■ **Selected passage**:
***

Axonal degeneration in peripheral nerves in a case of leber hereditary optic neuropathy

BACKGROUND: Leber hereditary optic neuropathy (LHON) is a mitochondrial DNA (mtDNA) genetic disorder characterized by profound bilateral loss of central vision due to selective loss of retinal ganglion cells. Most patients with LHON do not have complaints related to the peripheral nervous system. We investigated possible qualitative and quantitative histological changes in the peripheral nerve of a patient with LHON as compared to normal controls. METHODS: Brachial plexus specimens were obtained at necropsy from a patient with LHON carrying the 3460/ND1 mtDNA mutation and age-matched controls without known history of neurological disease. The nerves were evaluated by light microscope coupled to a digital camera-based morphometric analysis and electron microscopy. RESULTS: Extensive axonal degeneration of the large heavily myelinated fibers was found in the brachial plexus from the patient with LHON. In LHON nerve fascicles, we counted over 10 times as many degenerated profiles as found in the control nerve fascicles. CONCLUSIONS: Microscopic examination of the brachial plexus in the patient with LHON clearly demonstrated a significant pattern of neurodegeneration. Our study suggests that peripheral neuropathy may be a subclinical feature associated with LHON.

***

■ **Excerpted records**:
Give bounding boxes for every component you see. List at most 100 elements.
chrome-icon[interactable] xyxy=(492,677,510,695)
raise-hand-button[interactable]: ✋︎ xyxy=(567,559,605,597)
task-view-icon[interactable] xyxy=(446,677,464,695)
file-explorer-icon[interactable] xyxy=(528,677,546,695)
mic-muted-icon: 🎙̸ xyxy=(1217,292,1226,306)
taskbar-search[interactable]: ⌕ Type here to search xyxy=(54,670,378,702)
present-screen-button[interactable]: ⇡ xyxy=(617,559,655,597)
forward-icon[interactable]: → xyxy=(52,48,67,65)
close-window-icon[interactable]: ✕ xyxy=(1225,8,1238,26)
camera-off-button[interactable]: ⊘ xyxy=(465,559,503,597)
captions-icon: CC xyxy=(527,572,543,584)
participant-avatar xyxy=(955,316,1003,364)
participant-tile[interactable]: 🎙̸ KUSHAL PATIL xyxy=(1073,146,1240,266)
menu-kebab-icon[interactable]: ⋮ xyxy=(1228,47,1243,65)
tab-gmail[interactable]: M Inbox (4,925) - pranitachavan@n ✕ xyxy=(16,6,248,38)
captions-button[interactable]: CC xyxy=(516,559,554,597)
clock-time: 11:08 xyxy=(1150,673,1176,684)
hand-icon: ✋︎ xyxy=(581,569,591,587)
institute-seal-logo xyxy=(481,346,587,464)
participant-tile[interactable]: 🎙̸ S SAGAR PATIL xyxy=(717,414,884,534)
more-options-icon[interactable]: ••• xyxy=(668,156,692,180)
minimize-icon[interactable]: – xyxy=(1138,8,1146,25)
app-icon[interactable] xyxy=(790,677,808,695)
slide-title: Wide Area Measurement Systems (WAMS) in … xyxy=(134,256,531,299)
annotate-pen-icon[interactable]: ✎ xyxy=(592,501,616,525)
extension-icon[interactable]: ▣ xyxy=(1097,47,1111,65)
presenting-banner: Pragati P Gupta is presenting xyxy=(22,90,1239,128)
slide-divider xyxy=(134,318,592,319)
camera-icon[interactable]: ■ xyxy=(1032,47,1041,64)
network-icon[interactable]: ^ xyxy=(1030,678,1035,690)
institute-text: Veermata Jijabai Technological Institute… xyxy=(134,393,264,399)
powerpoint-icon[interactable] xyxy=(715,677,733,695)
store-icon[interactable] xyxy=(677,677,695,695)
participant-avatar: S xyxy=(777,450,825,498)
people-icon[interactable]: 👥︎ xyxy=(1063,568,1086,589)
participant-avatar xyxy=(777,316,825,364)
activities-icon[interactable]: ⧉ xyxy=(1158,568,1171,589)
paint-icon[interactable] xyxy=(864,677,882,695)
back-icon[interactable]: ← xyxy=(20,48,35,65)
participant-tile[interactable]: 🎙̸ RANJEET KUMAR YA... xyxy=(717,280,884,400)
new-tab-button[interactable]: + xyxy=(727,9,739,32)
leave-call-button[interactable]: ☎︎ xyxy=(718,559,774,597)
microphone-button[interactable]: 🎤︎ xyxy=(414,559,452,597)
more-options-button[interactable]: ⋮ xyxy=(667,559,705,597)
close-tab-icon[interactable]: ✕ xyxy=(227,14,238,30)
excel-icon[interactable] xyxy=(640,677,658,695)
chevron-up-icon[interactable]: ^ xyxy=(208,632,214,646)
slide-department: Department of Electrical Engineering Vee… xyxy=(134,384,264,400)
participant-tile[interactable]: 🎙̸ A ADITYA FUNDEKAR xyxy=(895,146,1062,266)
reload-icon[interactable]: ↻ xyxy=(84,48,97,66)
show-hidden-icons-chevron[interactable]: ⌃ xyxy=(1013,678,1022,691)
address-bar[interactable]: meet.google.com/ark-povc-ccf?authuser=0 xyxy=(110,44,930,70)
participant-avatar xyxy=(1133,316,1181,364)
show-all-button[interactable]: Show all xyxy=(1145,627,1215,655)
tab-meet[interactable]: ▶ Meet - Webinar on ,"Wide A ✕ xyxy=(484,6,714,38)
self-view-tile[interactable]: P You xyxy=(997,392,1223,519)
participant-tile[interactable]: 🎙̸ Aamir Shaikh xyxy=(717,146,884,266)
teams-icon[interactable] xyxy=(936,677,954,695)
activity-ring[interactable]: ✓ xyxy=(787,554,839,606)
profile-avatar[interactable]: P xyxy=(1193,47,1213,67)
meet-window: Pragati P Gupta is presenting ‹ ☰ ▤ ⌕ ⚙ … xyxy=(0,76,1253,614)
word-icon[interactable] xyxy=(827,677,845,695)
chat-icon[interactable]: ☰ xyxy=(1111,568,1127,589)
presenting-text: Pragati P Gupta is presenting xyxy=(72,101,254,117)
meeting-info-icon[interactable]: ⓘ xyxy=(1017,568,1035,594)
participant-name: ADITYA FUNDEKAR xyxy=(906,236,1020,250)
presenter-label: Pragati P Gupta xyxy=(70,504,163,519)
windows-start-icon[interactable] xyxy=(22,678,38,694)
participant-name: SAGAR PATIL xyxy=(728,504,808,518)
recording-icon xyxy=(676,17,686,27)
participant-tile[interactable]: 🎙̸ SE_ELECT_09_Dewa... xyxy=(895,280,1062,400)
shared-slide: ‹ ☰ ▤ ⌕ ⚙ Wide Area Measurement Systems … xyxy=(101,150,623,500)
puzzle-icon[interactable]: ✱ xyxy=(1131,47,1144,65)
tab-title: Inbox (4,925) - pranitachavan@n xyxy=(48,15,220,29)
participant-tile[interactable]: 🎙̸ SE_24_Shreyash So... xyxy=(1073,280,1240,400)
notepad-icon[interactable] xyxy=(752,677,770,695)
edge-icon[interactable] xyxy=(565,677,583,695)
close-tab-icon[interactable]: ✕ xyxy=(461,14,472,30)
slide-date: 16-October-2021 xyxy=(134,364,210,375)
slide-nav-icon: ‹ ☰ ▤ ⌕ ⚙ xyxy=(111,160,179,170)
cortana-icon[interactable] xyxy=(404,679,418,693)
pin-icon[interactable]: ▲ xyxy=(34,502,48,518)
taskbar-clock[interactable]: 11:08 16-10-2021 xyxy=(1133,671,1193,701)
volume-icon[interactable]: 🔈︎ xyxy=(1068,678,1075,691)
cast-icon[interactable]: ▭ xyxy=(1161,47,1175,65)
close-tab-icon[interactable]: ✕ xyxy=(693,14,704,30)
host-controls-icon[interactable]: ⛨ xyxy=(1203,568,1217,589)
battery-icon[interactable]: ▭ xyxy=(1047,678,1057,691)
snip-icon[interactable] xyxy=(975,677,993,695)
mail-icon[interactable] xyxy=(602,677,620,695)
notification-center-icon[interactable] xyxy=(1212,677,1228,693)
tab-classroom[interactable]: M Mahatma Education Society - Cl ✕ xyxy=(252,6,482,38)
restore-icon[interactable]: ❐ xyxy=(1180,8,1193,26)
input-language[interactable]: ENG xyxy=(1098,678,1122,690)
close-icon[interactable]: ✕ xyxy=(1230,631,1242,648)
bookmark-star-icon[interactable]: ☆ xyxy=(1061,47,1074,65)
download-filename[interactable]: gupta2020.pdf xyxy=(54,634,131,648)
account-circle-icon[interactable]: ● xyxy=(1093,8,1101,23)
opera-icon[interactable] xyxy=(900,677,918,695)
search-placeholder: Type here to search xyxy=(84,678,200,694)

***

Decide whether each statement below agrees with the passage on Leber hereditary optic neuropathy, and give the words from the passage that settle each one.
1. The brachial plexus specimens came from a patient carrying the 3460/ND1 mtDNA mutation.
2. Most patients with LHON have complaints related to the peripheral nervous system.
3. The axonal degeneration found in the patient's brachial plexus mainly affected small, thinly myelinated fibers.

■ **Response to the exercise**:
1. Yes: "from a patient with LHON carrying the 3460/ND1 mtDNA mutation"
2. No: "Most patients with LHON do not have complaints related to the peripheral nervous system."
3. No: "Extensive axonal degeneration of the large heavily myelinated fibers was found in the brachial plexus from the patient with LHON."